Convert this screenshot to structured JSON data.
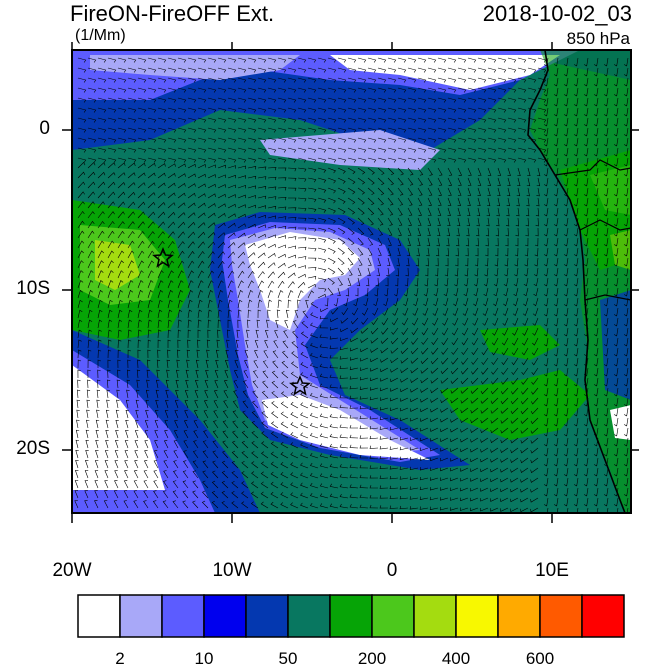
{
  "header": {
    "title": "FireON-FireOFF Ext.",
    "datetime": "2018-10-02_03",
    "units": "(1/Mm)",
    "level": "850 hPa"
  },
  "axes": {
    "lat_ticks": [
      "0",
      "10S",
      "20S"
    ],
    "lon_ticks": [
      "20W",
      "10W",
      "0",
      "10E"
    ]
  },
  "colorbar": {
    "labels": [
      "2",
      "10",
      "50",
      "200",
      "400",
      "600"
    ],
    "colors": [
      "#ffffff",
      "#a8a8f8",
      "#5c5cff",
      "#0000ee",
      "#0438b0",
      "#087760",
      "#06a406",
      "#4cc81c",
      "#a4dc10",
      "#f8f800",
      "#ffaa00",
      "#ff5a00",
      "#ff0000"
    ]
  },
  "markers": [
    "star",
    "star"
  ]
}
****************************************
* **The problem**
Copy out all the data without changing anything, and drop the pictures.

* **Response to the task**
Convert this screenshot to structured JSON data.
{
  "header": {
    "title": "FireON-FireOFF Ext.",
    "datetime": "2018-10-02_03",
    "units": "(1/Mm)",
    "level": "850 hPa"
  },
  "axes": {
    "lat_ticks": [
      "0",
      "10S",
      "20S"
    ],
    "lon_ticks": [
      "20W",
      "10W",
      "0",
      "10E"
    ]
  },
  "colorbar": {
    "labels": [
      "2",
      "10",
      "50",
      "200",
      "400",
      "600"
    ],
    "colors": [
      "#ffffff",
      "#a8a8f8",
      "#5c5cff",
      "#0000ee",
      "#0438b0",
      "#087760",
      "#06a406",
      "#4cc81c",
      "#a4dc10",
      "#f8f800",
      "#ffaa00",
      "#ff5a00",
      "#ff0000"
    ]
  },
  "markers": [
    "star",
    "star"
  ]
}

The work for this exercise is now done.